■ **What you have to do**: Pick out every line of the entries below where "name" occurs, and copy those lines.

[begin Task data]

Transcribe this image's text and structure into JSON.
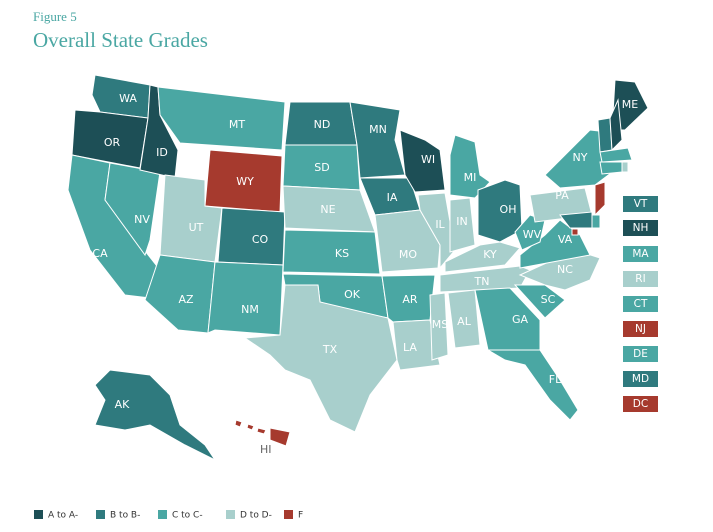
{
  "header": {
    "figure": "Figure 5",
    "title": "Overall State Grades"
  },
  "states": [
    {
      "abbr": "WA",
      "color": "#2f7a7e"
    },
    {
      "abbr": "OR",
      "color": "#1d4f56"
    },
    {
      "abbr": "CA",
      "color": "#4aa7a3"
    },
    {
      "abbr": "NV",
      "color": "#4aa7a3"
    },
    {
      "abbr": "ID",
      "color": "#1d4f56"
    },
    {
      "abbr": "MT",
      "color": "#4aa7a3"
    },
    {
      "abbr": "WY",
      "color": "#a63a2e"
    },
    {
      "abbr": "UT",
      "color": "#a8cfcc"
    },
    {
      "abbr": "AZ",
      "color": "#4aa7a3"
    },
    {
      "abbr": "CO",
      "color": "#2f7a7e"
    },
    {
      "abbr": "NM",
      "color": "#4aa7a3"
    },
    {
      "abbr": "ND",
      "color": "#2f7a7e"
    },
    {
      "abbr": "SD",
      "color": "#4aa7a3"
    },
    {
      "abbr": "NE",
      "color": "#a8cfcc"
    },
    {
      "abbr": "KS",
      "color": "#4aa7a3"
    },
    {
      "abbr": "OK",
      "color": "#4aa7a3"
    },
    {
      "abbr": "TX",
      "color": "#a8cfcc"
    },
    {
      "abbr": "MN",
      "color": "#2f7a7e"
    },
    {
      "abbr": "IA",
      "color": "#2f7a7e"
    },
    {
      "abbr": "MO",
      "color": "#a8cfcc"
    },
    {
      "abbr": "AR",
      "color": "#4aa7a3"
    },
    {
      "abbr": "LA",
      "color": "#a8cfcc"
    },
    {
      "abbr": "WI",
      "color": "#1d4f56"
    },
    {
      "abbr": "IL",
      "color": "#a8cfcc"
    },
    {
      "abbr": "MI",
      "color": "#4aa7a3"
    },
    {
      "abbr": "IN",
      "color": "#a8cfcc"
    },
    {
      "abbr": "OH",
      "color": "#2f7a7e"
    },
    {
      "abbr": "KY",
      "color": "#a8cfcc"
    },
    {
      "abbr": "TN",
      "color": "#a8cfcc"
    },
    {
      "abbr": "MS",
      "color": "#a8cfcc"
    },
    {
      "abbr": "AL",
      "color": "#a8cfcc"
    },
    {
      "abbr": "GA",
      "color": "#4aa7a3"
    },
    {
      "abbr": "FL",
      "color": "#4aa7a3"
    },
    {
      "abbr": "SC",
      "color": "#4aa7a3"
    },
    {
      "abbr": "NC",
      "color": "#a8cfcc"
    },
    {
      "abbr": "VA",
      "color": "#4aa7a3"
    },
    {
      "abbr": "WV",
      "color": "#4aa7a3"
    },
    {
      "abbr": "PA",
      "color": "#a8cfcc"
    },
    {
      "abbr": "NY",
      "color": "#4aa7a3"
    },
    {
      "abbr": "ME",
      "color": "#1d4f56"
    },
    {
      "abbr": "VT",
      "color": "#2f7a7e"
    },
    {
      "abbr": "NH",
      "color": "#1d4f56"
    },
    {
      "abbr": "MA",
      "color": "#4aa7a3"
    },
    {
      "abbr": "RI",
      "color": "#a8cfcc"
    },
    {
      "abbr": "CT",
      "color": "#4aa7a3"
    },
    {
      "abbr": "NJ",
      "color": "#a63a2e"
    },
    {
      "abbr": "DE",
      "color": "#4aa7a3"
    },
    {
      "abbr": "MD",
      "color": "#2f7a7e"
    },
    {
      "abbr": "DC",
      "color": "#a63a2e"
    },
    {
      "abbr": "AK",
      "color": "#2f7a7e"
    },
    {
      "abbr": "HI",
      "color": "#a63a2e"
    }
  ],
  "legend": [
    {
      "label": "A to A-",
      "color": "#1d4f56"
    },
    {
      "label": "B to B-",
      "color": "#2f7a7e"
    },
    {
      "label": "C to C-",
      "color": "#4aa7a3"
    },
    {
      "label": "D to D-",
      "color": "#a8cfcc"
    },
    {
      "label": "F",
      "color": "#a63a2e"
    }
  ]
}
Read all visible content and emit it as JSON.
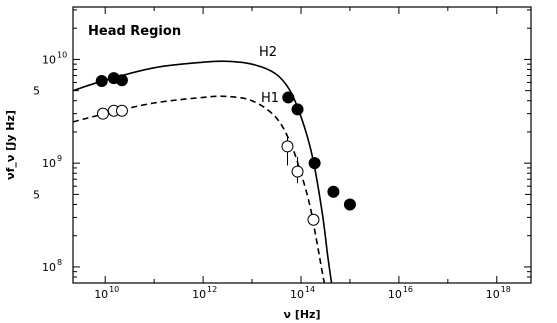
{
  "chart_data": {
    "type": "scatter",
    "title": "",
    "annotation": "Head Region",
    "xlabel": "ν [Hz]",
    "ylabel": "νf_ν [Jy Hz]",
    "xscale": "log",
    "yscale": "log",
    "xlim": [
      2200000000.0,
      5e+18
    ],
    "ylim": [
      70000000.0,
      32000000000.0
    ],
    "grid": false,
    "x_ticks": [
      {
        "value": 10000000000.0,
        "label": "10"
      },
      {
        "value": 1000000000000.0,
        "label": "10"
      },
      {
        "value": 100000000000000.0,
        "label": "10"
      },
      {
        "value": 1e+16,
        "label": "10"
      },
      {
        "value": 1e+18,
        "label": "10"
      }
    ],
    "x_tick_exponents": [
      "10",
      "12",
      "14",
      "16",
      "18"
    ],
    "y_ticks": [
      {
        "value": 100000000.0,
        "label": "10",
        "exp": "8"
      },
      {
        "value": 500000000.0,
        "label": "5",
        "exp": ""
      },
      {
        "value": 1000000000.0,
        "label": "10",
        "exp": "9"
      },
      {
        "value": 5000000000.0,
        "label": "5",
        "exp": ""
      },
      {
        "value": 10000000000.0,
        "label": "10",
        "exp": "10"
      }
    ],
    "series": [
      {
        "name": "H2",
        "marker": "filled-circle",
        "line_style": "solid",
        "points": [
          {
            "x": 8500000000.0,
            "y": 6200000000.0
          },
          {
            "x": 15000000000.0,
            "y": 6600000000.0
          },
          {
            "x": 22000000000.0,
            "y": 6300000000.0
          },
          {
            "x": 55000000000000.0,
            "y": 4300000000.0
          },
          {
            "x": 85000000000000.0,
            "y": 3300000000.0
          },
          {
            "x": 190000000000000.0,
            "y": 1000000000.0
          },
          {
            "x": 460000000000000.0,
            "y": 530000000.0
          },
          {
            "x": 1000000000000000.0,
            "y": 400000000.0
          }
        ],
        "model_curve": [
          {
            "x": 2200000000.0,
            "y": 5000000000.0
          },
          {
            "x": 10000000000.0,
            "y": 6300000000.0
          },
          {
            "x": 100000000000.0,
            "y": 8300000000.0
          },
          {
            "x": 1000000000000.0,
            "y": 9400000000.0
          },
          {
            "x": 3000000000000.0,
            "y": 9600000000.0
          },
          {
            "x": 10000000000000.0,
            "y": 9000000000.0
          },
          {
            "x": 30000000000000.0,
            "y": 7300000000.0
          },
          {
            "x": 60000000000000.0,
            "y": 5000000000.0
          },
          {
            "x": 100000000000000.0,
            "y": 2800000000.0
          },
          {
            "x": 150000000000000.0,
            "y": 1500000000.0
          },
          {
            "x": 200000000000000.0,
            "y": 800000000.0
          },
          {
            "x": 280000000000000.0,
            "y": 300000000.0
          },
          {
            "x": 350000000000000.0,
            "y": 130000000.0
          },
          {
            "x": 420000000000000.0,
            "y": 70000000.0
          }
        ]
      },
      {
        "name": "H1",
        "marker": "open-circle",
        "line_style": "dashed",
        "points": [
          {
            "x": 9000000000.0,
            "y": 3000000000.0,
            "err": [
              2800000000.0,
              3300000000.0
            ]
          },
          {
            "x": 15000000000.0,
            "y": 3200000000.0,
            "err": [
              3000000000.0,
              3500000000.0
            ]
          },
          {
            "x": 22000000000.0,
            "y": 3200000000.0,
            "err": [
              3000000000.0,
              3500000000.0
            ]
          },
          {
            "x": 53000000000000.0,
            "y": 1450000000.0,
            "err": [
              950000000.0,
              1850000000.0
            ]
          },
          {
            "x": 85000000000000.0,
            "y": 830000000.0,
            "err": [
              640000000.0,
              1150000000.0
            ]
          },
          {
            "x": 180000000000000.0,
            "y": 285000000.0,
            "err": [
              260000000.0,
              320000000.0
            ]
          }
        ],
        "model_curve": [
          {
            "x": 2200000000.0,
            "y": 2500000000.0
          },
          {
            "x": 10000000000.0,
            "y": 3000000000.0
          },
          {
            "x": 100000000000.0,
            "y": 3800000000.0
          },
          {
            "x": 1000000000000.0,
            "y": 4300000000.0
          },
          {
            "x": 3000000000000.0,
            "y": 4400000000.0
          },
          {
            "x": 10000000000000.0,
            "y": 4000000000.0
          },
          {
            "x": 30000000000000.0,
            "y": 2800000000.0
          },
          {
            "x": 60000000000000.0,
            "y": 1600000000.0
          },
          {
            "x": 100000000000000.0,
            "y": 800000000.0
          },
          {
            "x": 150000000000000.0,
            "y": 400000000.0
          },
          {
            "x": 200000000000000.0,
            "y": 200000000.0
          },
          {
            "x": 260000000000000.0,
            "y": 100000000.0
          },
          {
            "x": 300000000000000.0,
            "y": 70000000.0
          }
        ]
      }
    ]
  }
}
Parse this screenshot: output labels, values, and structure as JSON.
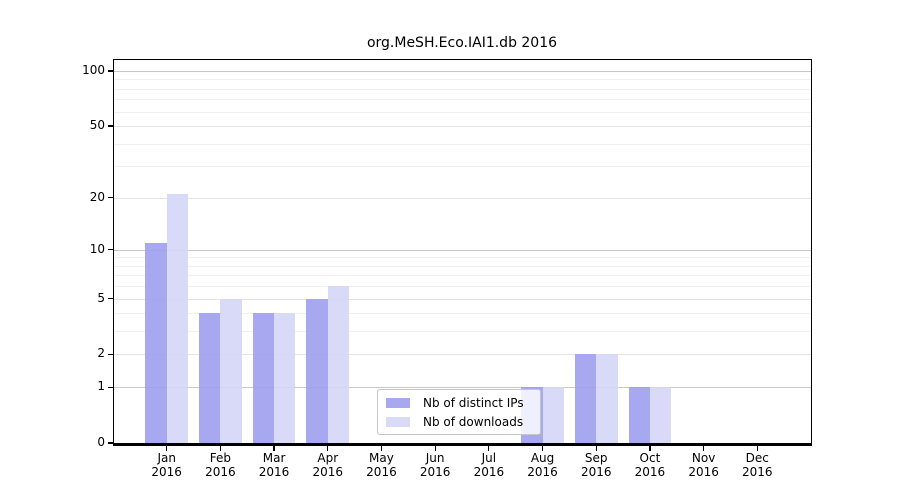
{
  "chart_data": {
    "type": "bar",
    "title": "org.MeSH.Eco.IAI1.db 2016",
    "categories": [
      "Jan 2016",
      "Feb 2016",
      "Mar 2016",
      "Apr 2016",
      "May 2016",
      "Jun 2016",
      "Jul 2016",
      "Aug 2016",
      "Sep 2016",
      "Oct 2016",
      "Nov 2016",
      "Dec 2016"
    ],
    "series": [
      {
        "name": "Nb of distinct IPs",
        "color": "#9f9ff0",
        "values": [
          11,
          4,
          4,
          5,
          0,
          0,
          0,
          1,
          2,
          1,
          0,
          0
        ]
      },
      {
        "name": "Nb of downloads",
        "color": "#d5d5f7",
        "values": [
          21,
          5,
          4,
          6,
          0,
          0,
          0,
          1,
          2,
          1,
          0,
          0
        ]
      }
    ],
    "xlabel": "",
    "ylabel": "",
    "yscale": "log10(1+y)",
    "yticks": [
      0,
      1,
      2,
      5,
      10,
      20,
      50,
      100
    ],
    "ylim": [
      0,
      116
    ],
    "grid": true,
    "legend_position": "lower center-right",
    "colors": {
      "grid_major": "#c8c8c8",
      "grid_mid": "#e3e3e3",
      "grid_minor": "#f0f0f0",
      "spine": "#000000",
      "background": "#ffffff"
    }
  }
}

[end Task data]

■ **The response**:
        "name": "H2",
        "name": "H1",
        "name": "Nb of distinct IPs",
        "name": "Nb of downloads",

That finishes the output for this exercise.